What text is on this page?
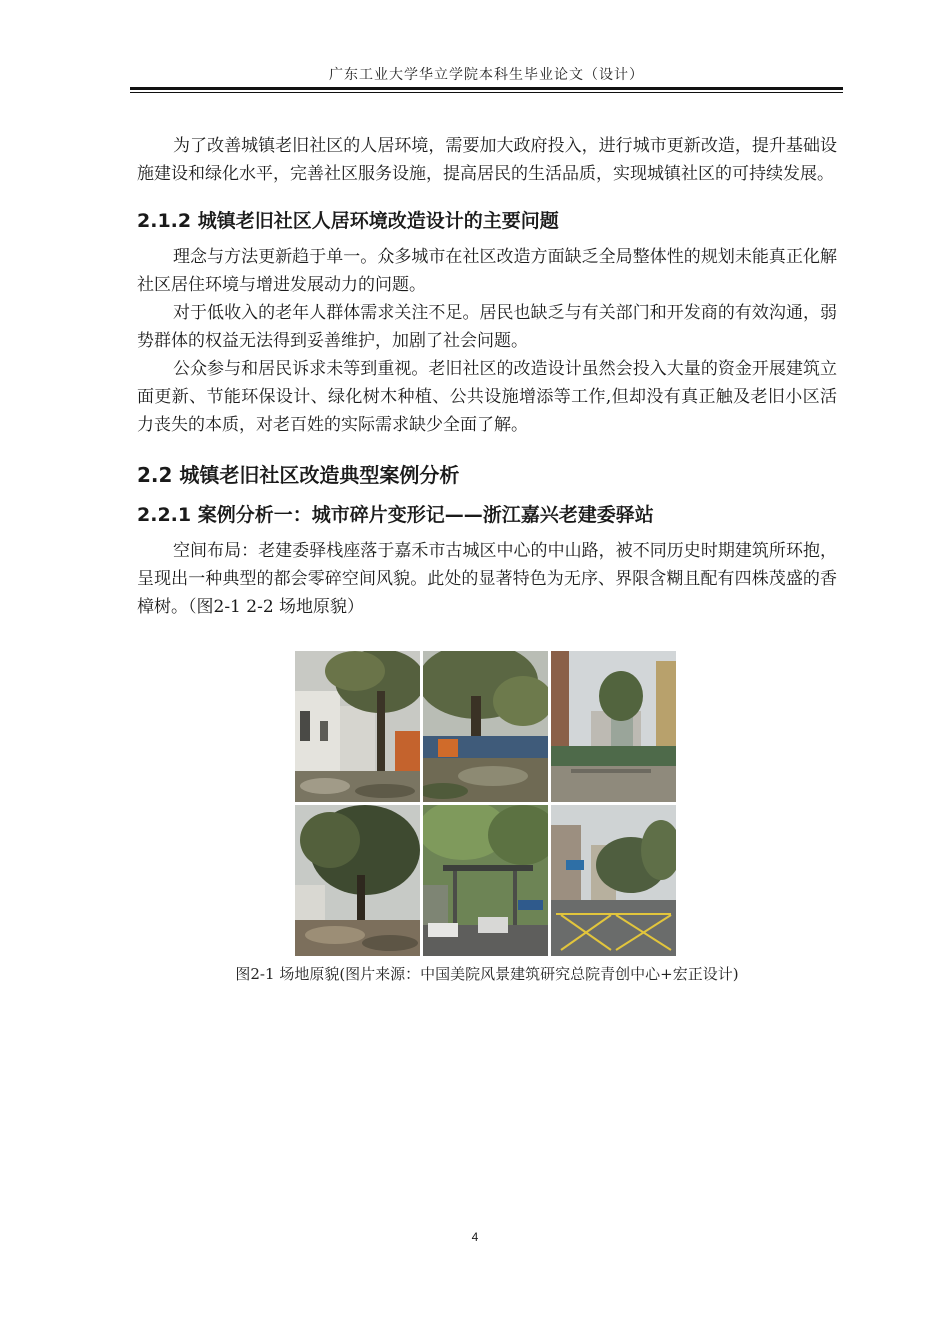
广东工业大学华立学院本科生毕业论文（设计）

为了改善城镇老旧社区的人居环境，需要加大政府投入，进行城市更新改造，提升基础设施建设和绿化水平，完善社区服务设施，提高居民的生活品质，实现城镇社区的可持续发展。

2.1.2 城镇老旧社区人居环境改造设计的主要问题

理念与方法更新趋于单一。众多城市在社区改造方面缺乏全局整体性的规划未能真正化解社区居住环境与增进发展动力的问题。

对于低收入的老年人群体需求关注不足。居民也缺乏与有关部门和开发商的有效沟通，弱势群体的权益无法得到妥善维护，加剧了社会问题。

公众参与和居民诉求未等到重视。老旧社区的改造设计虽然会投入大量的资金开展建筑立面更新、节能环保设计、绿化树木种植、公共设施增添等工作,但却没有真正触及老旧小区活力丧失的本质，对老百姓的实际需求缺少全面了解。

2.2 城镇老旧社区改造典型案例分析
2.2.1 案例分析一：城市碎片变形记——浙江嘉兴老建委驿站

空间布局：老建委驿栈座落于嘉禾市古城区中心的中山路，被不同历史时期建筑所环抱，呈现出一种典型的都会零碎空间风貌。此处的显著特色为无序、界限含糊且配有四株茂盛的香樟树。（图2-1 2-2 场地原貌）

图2-1 场地原貌(图片来源：中国美院风景建筑研究总院青创中心+宏正设计)
4
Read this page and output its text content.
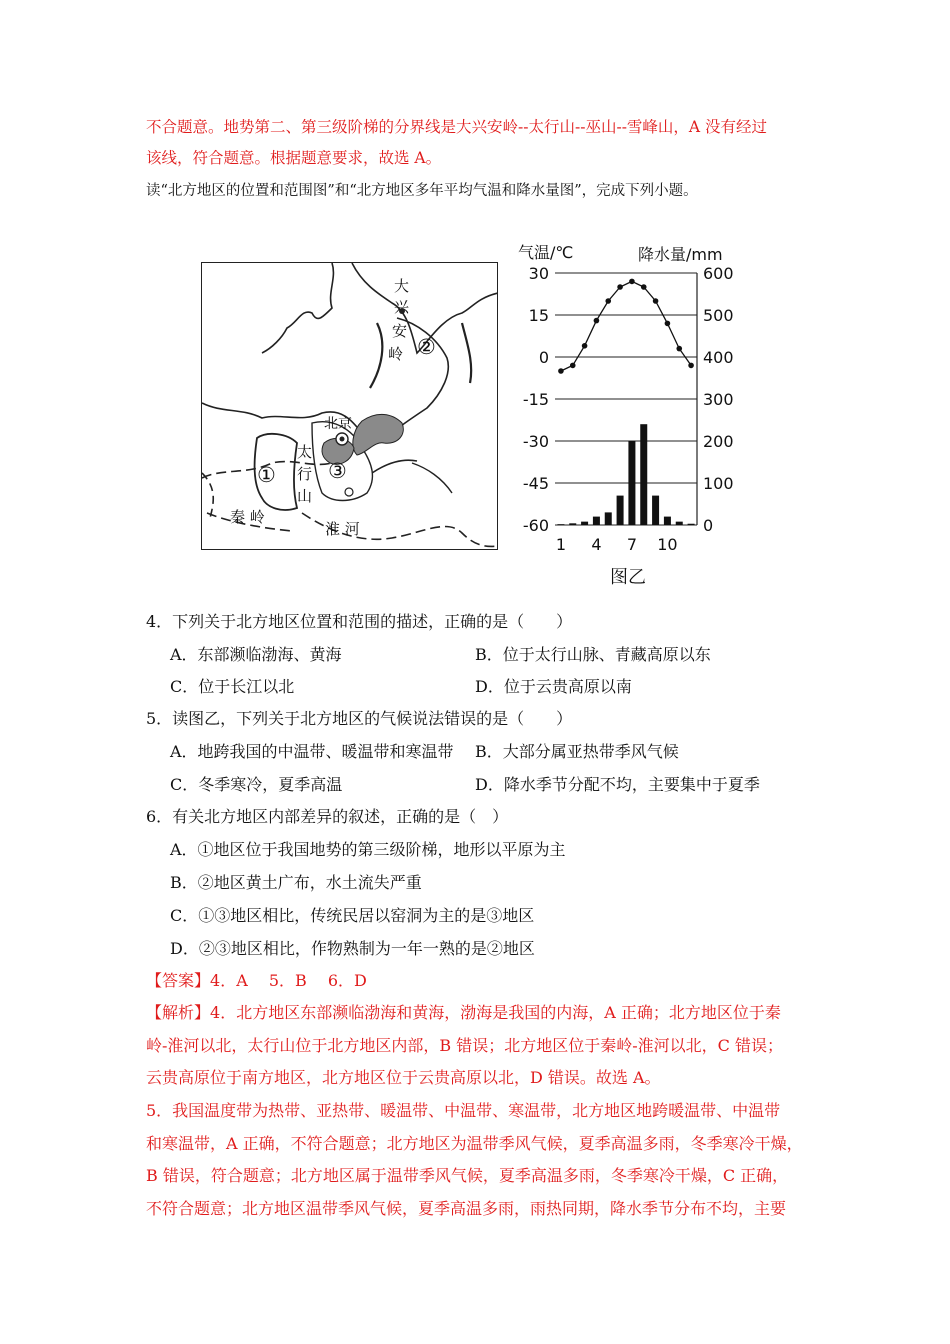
不合题意。地势第二、第三级阶梯的分界线是大兴安岭--太行山--巫山--雪峰山，A 没有经过
该线，符合题意。根据题意要求，故选 A。
读“北方地区的位置和范围图”和“北方地区多年平均气温和降水量图”，完成下列小题。
大
兴
安
岭 ②
北京
太
行
山
① ③
秦 岭
淮 河
30	600
15	500
0	400
-15	300
-30	200
-45	100
-60	0
1 4 7 10
气温/℃	降水量/mm
图乙
4．下列关于北方地区位置和范围的描述，正确的是（　　）
A．东部濒临渤海、黄海	B．位于太行山脉、青藏高原以东
C．位于长江以北	D．位于云贵高原以南
5．读图乙，下列关于北方地区的气候说法错误的是（　　）
A．地跨我国的中温带、暖温带和寒温带 B．大部分属亚热带季风气候
C．冬季寒冷，夏季高温	D．降水季节分配不均，主要集中于夏季
6．有关北方地区内部差异的叙述，正确的是（　）
A．①地区位于我国地势的第三级阶梯，地形以平原为主
B．②地区黄土广布，水土流失严重
C．①③地区相比，传统民居以窑洞为主的是③地区
D．②③地区相比，作物熟制为一年一熟的是②地区
【答案】4．A　 5．B　 6．D
【解析】4．北方地区东部濒临渤海和黄海，渤海是我国的内海，A 正确；北方地区位于秦
岭-淮河以北，太行山位于北方地区内部，B 错误；北方地区位于秦岭-淮河以北，C 错误；
云贵高原位于南方地区，北方地区位于云贵高原以北，D 错误。故选 A。
5．我国温度带为热带、亚热带、暖温带、中温带、寒温带，北方地区地跨暖温带、中温带
和寒温带，A 正确，不符合题意；北方地区为温带季风气候，夏季高温多雨，冬季寒冷干燥，
B 错误，符合题意；北方地区属于温带季风气候，夏季高温多雨，冬季寒冷干燥，C 正确，
不符合题意；北方地区温带季风气候，夏季高温多雨，雨热同期，降水季节分布不均，主要
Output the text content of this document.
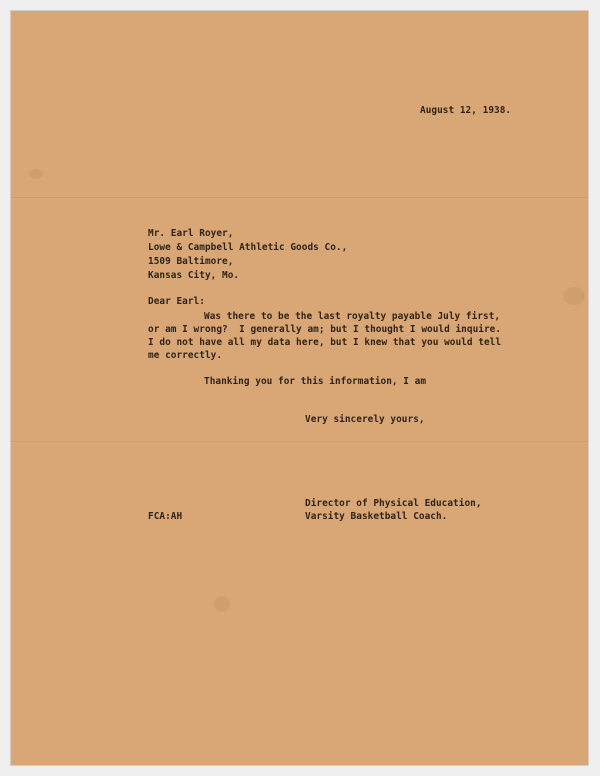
August 12, 1938.
Mr. Earl Royer,
Lowe & Campbell Athletic Goods Co.,
1509 Baltimore,
Kansas City, Mo.
Dear Earl:
Was there to be the last royalty payable July first,
or am I wrong?  I generally am; but I thought I would inquire.
I do not have all my data here, but I knew that you would tell
me correctly.
Thanking you for this information, I am
Very sincerely yours,
Director of Physical Education,
Varsity Basketball Coach.
FCA:AH
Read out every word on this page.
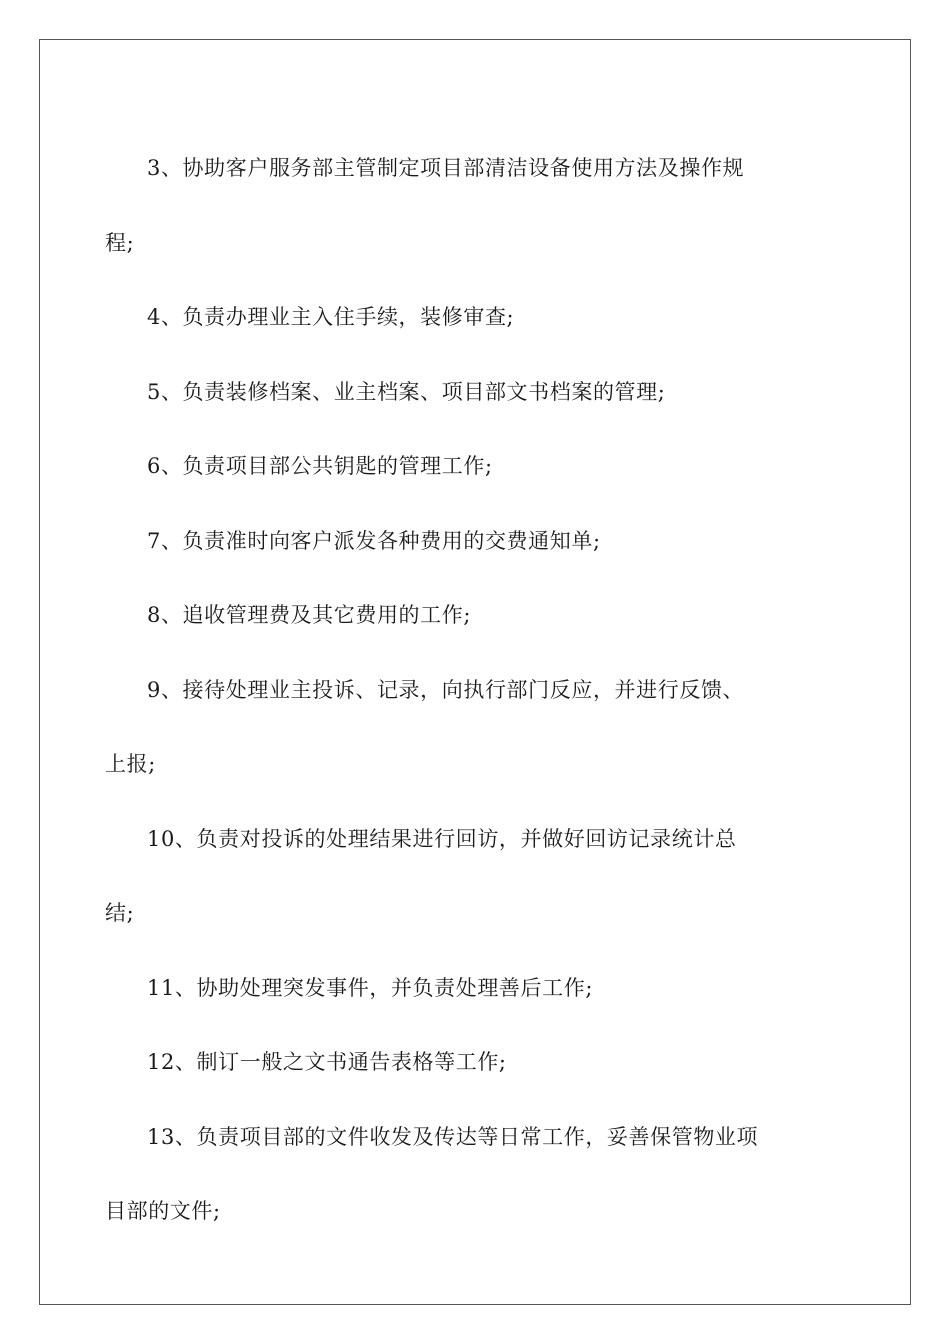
3、协助客户服务部主管制定项目部清洁设备使用方法及操作规程;

4、负责办理业主入住手续，装修审查;

5、负责装修档案、业主档案、项目部文书档案的管理;

6、负责项目部公共钥匙的管理工作;

7、负责准时向客户派发各种费用的交费通知单;

8、追收管理费及其它费用的工作;

9、接待处理业主投诉、记录，向执行部门反应，并进行反馈、上报;

10、负责对投诉的处理结果进行回访，并做好回访记录统计总结;

11、协助处理突发事件，并负责处理善后工作;

12、制订一般之文书通告表格等工作;

13、负责项目部的文件收发及传达等日常工作，妥善保管物业项目部的文件;
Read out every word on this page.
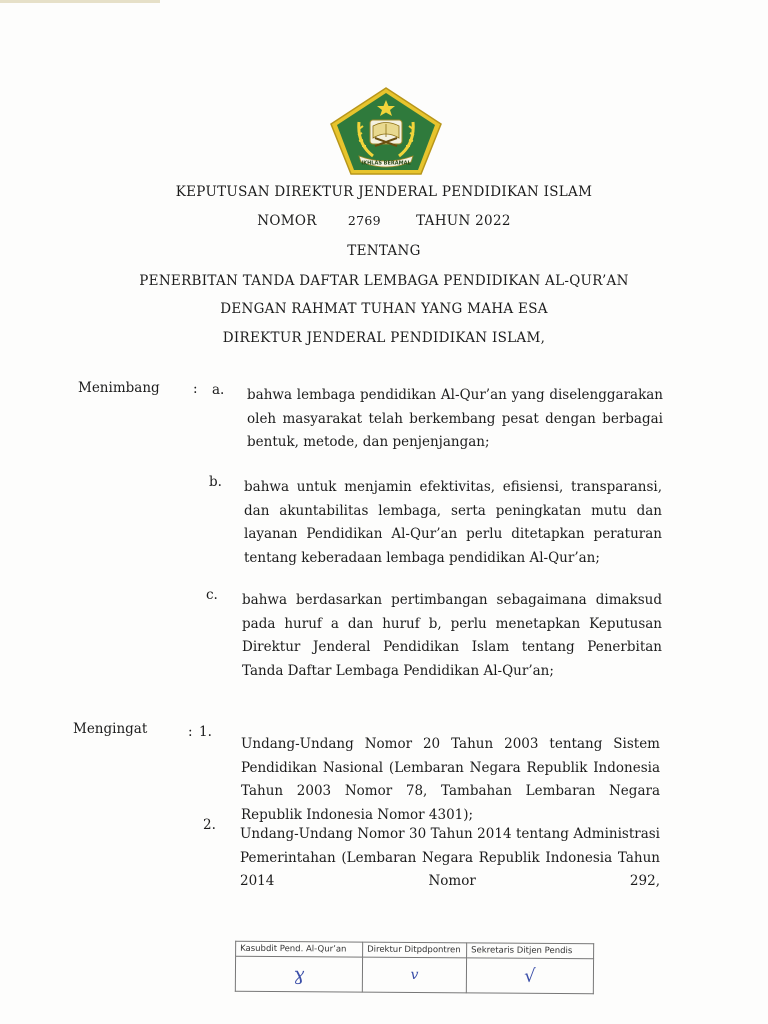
IKHLAS BERAMAL
KEPUTUSAN DIREKTUR JENDERAL PENDIDIKAN ISLAM
NOMOR 2769	TAHUN 2022
TENTANG
PENERBITAN TANDA DAFTAR LEMBAGA PENDIDIKAN AL-QUR’AN
DENGAN RAHMAT TUHAN YANG MAHA ESA
DIREKTUR JENDERAL PENDIDIKAN ISLAM,
Menimbang : a. bahwa lembaga pendidikan Al-Qur’an yang diselenggarakan oleh masyarakat telah berkembang pesat dengan berbagai bentuk, metode, dan penjenjangan;
b. bahwa untuk menjamin efektivitas, efisiensi, transparansi, dan akuntabilitas lembaga, serta peningkatan mutu dan layanan Pendidikan Al-Qur’an perlu ditetapkan peraturan tentang keberadaan lembaga pendidikan Al-Qur’an;
c. bahwa berdasarkan pertimbangan sebagaimana dimaksud pada huruf a dan huruf b, perlu menetapkan Keputusan Direktur Jenderal Pendidikan Islam tentang Penerbitan Tanda Daftar Lembaga Pendidikan Al-Qur’an;
Mengingat	: 1.
Undang-Undang Nomor 20 Tahun 2003 tentang Sistem Pendidikan Nasional (Lembaran Negara Republik Indonesia Tahun 2003 Nomor 78, Tambahan Lembaran Negara Republik Indonesia Nomor 4301);
2.
Undang-Undang Nomor 30 Tahun 2014 tentang Administrasi Pemerintahan (Lembaran Negara Republik Indonesia Tahun 2014 Nomor 292,
Kasubdit Pend. Al-Qur’an	Direktur Ditpdpontren	Sekretaris Ditjen Pendis
ɣ	v	√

REQUIREMENTS -> Generate a word-for-word copy of the preceding records, excluding all pictures.

SOLUTION FOR THIS PROBLEM ->
What text is on this page?
广东工业大学华立学院本科生毕业论文（设计）

为了改善城镇老旧社区的人居环境，需要加大政府投入，进行城市更新改造，提升基础设施建设和绿化水平，完善社区服务设施，提高居民的生活品质，实现城镇社区的可持续发展。

2.1.2 城镇老旧社区人居环境改造设计的主要问题

理念与方法更新趋于单一。众多城市在社区改造方面缺乏全局整体性的规划未能真正化解社区居住环境与增进发展动力的问题。

对于低收入的老年人群体需求关注不足。居民也缺乏与有关部门和开发商的有效沟通，弱势群体的权益无法得到妥善维护，加剧了社会问题。

公众参与和居民诉求未等到重视。老旧社区的改造设计虽然会投入大量的资金开展建筑立面更新、节能环保设计、绿化树木种植、公共设施增添等工作,但却没有真正触及老旧小区活力丧失的本质，对老百姓的实际需求缺少全面了解。

2.2 城镇老旧社区改造典型案例分析
2.2.1 案例分析一：城市碎片变形记——浙江嘉兴老建委驿站

空间布局：老建委驿栈座落于嘉禾市古城区中心的中山路，被不同历史时期建筑所环抱，呈现出一种典型的都会零碎空间风貌。此处的显著特色为无序、界限含糊且配有四株茂盛的香樟树。（图2-1 2-2 场地原貌）

图2-1 场地原貌(图片来源：中国美院风景建筑研究总院青创中心+宏正设计)
4
Read this page and output its text content.
不合题意。地势第二、第三级阶梯的分界线是大兴安岭--太行山--巫山--雪峰山，A 没有经过
该线，符合题意。根据题意要求，故选 A。
读“北方地区的位置和范围图”和“北方地区多年平均气温和降水量图”，完成下列小题。
大
兴
安
岭 ②
北京
太
行
山
① ③
秦 岭
淮 河
30	600
15	500
0	400
-15	300
-30	200
-45	100
-60	0
1 4 7 10
气温/℃	降水量/mm
图乙
4．下列关于北方地区位置和范围的描述，正确的是（　　）
A．东部濒临渤海、黄海	B．位于太行山脉、青藏高原以东
C．位于长江以北	D．位于云贵高原以南
5．读图乙，下列关于北方地区的气候说法错误的是（　　）
A．地跨我国的中温带、暖温带和寒温带 B．大部分属亚热带季风气候
C．冬季寒冷，夏季高温	D．降水季节分配不均，主要集中于夏季
6．有关北方地区内部差异的叙述，正确的是（　）
A．①地区位于我国地势的第三级阶梯，地形以平原为主
B．②地区黄土广布，水土流失严重
C．①③地区相比，传统民居以窑洞为主的是③地区
D．②③地区相比，作物熟制为一年一熟的是②地区
【答案】4．A　 5．B　 6．D
【解析】4．北方地区东部濒临渤海和黄海，渤海是我国的内海，A 正确；北方地区位于秦
岭-淮河以北，太行山位于北方地区内部，B 错误；北方地区位于秦岭-淮河以北，C 错误；
云贵高原位于南方地区，北方地区位于云贵高原以北，D 错误。故选 A。
5．我国温度带为热带、亚热带、暖温带、中温带、寒温带，北方地区地跨暖温带、中温带
和寒温带，A 正确，不符合题意；北方地区为温带季风气候，夏季高温多雨，冬季寒冷干燥，
B 错误，符合题意；北方地区属于温带季风气候，夏季高温多雨，冬季寒冷干燥，C 正确，
不符合题意；北方地区温带季风气候，夏季高温多雨，雨热同期，降水季节分布不均，主要
Output the text content of this document.
August 12, 1938.
Mr. Earl Royer,
Lowe & Campbell Athletic Goods Co.,
1509 Baltimore,
Kansas City, Mo.
Dear Earl:
Was there to be the last royalty payable July first,
or am I wrong?  I generally am; but I thought I would inquire.
I do not have all my data here, but I knew that you would tell
me correctly.
Thanking you for this information, I am
Very sincerely yours,
Director of Physical Education,
Varsity Basketball Coach.
FCA:AH
Read out every word on this page.
3、协助客户服务部主管制定项目部清洁设备使用方法及操作规程;

4、负责办理业主入住手续，装修审查;

5、负责装修档案、业主档案、项目部文书档案的管理;

6、负责项目部公共钥匙的管理工作;

7、负责准时向客户派发各种费用的交费通知单;

8、追收管理费及其它费用的工作;

9、接待处理业主投诉、记录，向执行部门反应，并进行反馈、上报;

10、负责对投诉的处理结果进行回访，并做好回访记录统计总结;

11、协助处理突发事件，并负责处理善后工作;

12、制订一般之文书通告表格等工作;

13、负责项目部的文件收发及传达等日常工作，妥善保管物业项目部的文件;
Read out every word on this page.
IKHLAS BERAMAL
KEPUTUSAN DIREKTUR JENDERAL PENDIDIKAN ISLAM
NOMOR 2769	TAHUN 2022
TENTANG
PENERBITAN TANDA DAFTAR LEMBAGA PENDIDIKAN AL-QUR’AN
DENGAN RAHMAT TUHAN YANG MAHA ESA
DIREKTUR JENDERAL PENDIDIKAN ISLAM,
Menimbang : a. bahwa lembaga pendidikan Al-Qur’an yang diselenggarakan oleh masyarakat telah berkembang pesat dengan berbagai bentuk, metode, dan penjenjangan;
b. bahwa untuk menjamin efektivitas, efisiensi, transparansi, dan akuntabilitas lembaga, serta peningkatan mutu dan layanan Pendidikan Al-Qur’an perlu ditetapkan peraturan tentang keberadaan lembaga pendidikan Al-Qur’an;
c. bahwa berdasarkan pertimbangan sebagaimana dimaksud pada huruf a dan huruf b, perlu menetapkan Keputusan Direktur Jenderal Pendidikan Islam tentang Penerbitan Tanda Daftar Lembaga Pendidikan Al-Qur’an;
Mengingat	: 1.
Undang-Undang Nomor 20 Tahun 2003 tentang Sistem Pendidikan Nasional (Lembaran Negara Republik Indonesia Tahun 2003 Nomor 78, Tambahan Lembaran Negara Republik Indonesia Nomor 4301);
2.
Undang-Undang Nomor 30 Tahun 2014 tentang Administrasi Pemerintahan (Lembaran Negara Republik Indonesia Tahun 2014 Nomor 292,
Kasubdit Pend. Al-Qur’an	Direktur Ditpdpontren	Sekretaris Ditjen Pendis
ɣ	v	√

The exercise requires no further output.